• Given request: Retype every entry word for word.

• Data section:
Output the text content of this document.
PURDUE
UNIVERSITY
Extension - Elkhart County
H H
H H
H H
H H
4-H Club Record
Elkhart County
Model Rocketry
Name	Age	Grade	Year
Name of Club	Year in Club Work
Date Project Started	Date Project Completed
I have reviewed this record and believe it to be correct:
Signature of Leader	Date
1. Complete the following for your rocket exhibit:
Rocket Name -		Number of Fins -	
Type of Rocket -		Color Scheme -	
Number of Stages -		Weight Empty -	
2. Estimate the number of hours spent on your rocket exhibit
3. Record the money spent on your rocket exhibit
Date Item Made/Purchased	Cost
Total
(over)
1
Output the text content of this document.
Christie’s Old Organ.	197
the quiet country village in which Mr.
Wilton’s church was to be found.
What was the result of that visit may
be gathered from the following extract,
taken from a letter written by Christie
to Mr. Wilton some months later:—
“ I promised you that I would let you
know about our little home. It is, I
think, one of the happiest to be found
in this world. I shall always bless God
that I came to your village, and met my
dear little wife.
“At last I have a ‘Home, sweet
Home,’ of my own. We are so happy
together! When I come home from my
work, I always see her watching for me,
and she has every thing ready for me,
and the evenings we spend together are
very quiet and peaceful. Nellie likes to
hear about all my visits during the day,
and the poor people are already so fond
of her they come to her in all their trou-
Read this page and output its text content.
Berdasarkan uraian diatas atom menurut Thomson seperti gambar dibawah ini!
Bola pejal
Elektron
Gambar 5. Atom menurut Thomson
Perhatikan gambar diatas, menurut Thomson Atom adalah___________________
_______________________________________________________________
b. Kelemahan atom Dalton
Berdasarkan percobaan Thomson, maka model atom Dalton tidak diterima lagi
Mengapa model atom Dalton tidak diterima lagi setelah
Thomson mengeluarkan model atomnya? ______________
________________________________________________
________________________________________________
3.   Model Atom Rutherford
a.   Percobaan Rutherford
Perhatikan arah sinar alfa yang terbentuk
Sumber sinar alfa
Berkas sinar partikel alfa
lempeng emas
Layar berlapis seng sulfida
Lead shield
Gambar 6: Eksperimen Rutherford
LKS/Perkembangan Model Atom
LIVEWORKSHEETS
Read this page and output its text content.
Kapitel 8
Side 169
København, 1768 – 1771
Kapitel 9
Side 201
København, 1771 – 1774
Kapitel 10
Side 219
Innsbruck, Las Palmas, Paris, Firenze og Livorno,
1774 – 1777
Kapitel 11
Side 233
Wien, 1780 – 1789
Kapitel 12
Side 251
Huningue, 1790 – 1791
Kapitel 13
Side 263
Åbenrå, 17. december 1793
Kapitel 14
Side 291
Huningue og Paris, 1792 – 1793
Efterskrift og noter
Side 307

• Full solution:
Output the text content of this document.
PURDUE
UNIVERSITY
Extension - Elkhart County
H H
H H
H H
H H
4-H Club Record
Elkhart County
Model Rocketry
Name	Age	Grade	Year
Name of Club	Year in Club Work
Date Project Started	Date Project Completed
I have reviewed this record and believe it to be correct:
Signature of Leader	Date
1. Complete the following for your rocket exhibit:
Rocket Name -		Number of Fins -	
Type of Rocket -		Color Scheme -	
Number of Stages -		Weight Empty -	
2. Estimate the number of hours spent on your rocket exhibit
3. Record the money spent on your rocket exhibit
Date Item Made/Purchased	Cost
Total
(over)
1
Output the text content of this document.
Christie’s Old Organ.	197
the quiet country village in which Mr.
Wilton’s church was to be found.
What was the result of that visit may
be gathered from the following extract,
taken from a letter written by Christie
to Mr. Wilton some months later:—
“ I promised you that I would let you
know about our little home. It is, I
think, one of the happiest to be found
in this world. I shall always bless God
that I came to your village, and met my
dear little wife.
“At last I have a ‘Home, sweet
Home,’ of my own. We are so happy
together! When I come home from my
work, I always see her watching for me,
and she has every thing ready for me,
and the evenings we spend together are
very quiet and peaceful. Nellie likes to
hear about all my visits during the day,
and the poor people are already so fond
of her they come to her in all their trou-
Read this page and output its text content.
Berdasarkan uraian diatas atom menurut Thomson seperti gambar dibawah ini!
Bola pejal
Elektron
Gambar 5. Atom menurut Thomson
Perhatikan gambar diatas, menurut Thomson Atom adalah___________________
_______________________________________________________________
b. Kelemahan atom Dalton
Berdasarkan percobaan Thomson, maka model atom Dalton tidak diterima lagi
Mengapa model atom Dalton tidak diterima lagi setelah
Thomson mengeluarkan model atomnya? ______________
________________________________________________
________________________________________________
3.   Model Atom Rutherford
a.   Percobaan Rutherford
Perhatikan arah sinar alfa yang terbentuk
Sumber sinar alfa
Berkas sinar partikel alfa
lempeng emas
Layar berlapis seng sulfida
Lead shield
Gambar 6: Eksperimen Rutherford
LKS/Perkembangan Model Atom
LIVEWORKSHEETS
Read this page and output its text content.
Kapitel 8
Side 169
København, 1768 – 1771
Kapitel 9
Side 201
København, 1771 – 1774
Kapitel 10
Side 219
Innsbruck, Las Palmas, Paris, Firenze og Livorno,
1774 – 1777
Kapitel 11
Side 233
Wien, 1780 – 1789
Kapitel 12
Side 251
Huningue, 1790 – 1791
Kapitel 13
Side 263
Åbenrå, 17. december 1793
Kapitel 14
Side 291
Huningue og Paris, 1792 – 1793
Efterskrift og noter
Side 307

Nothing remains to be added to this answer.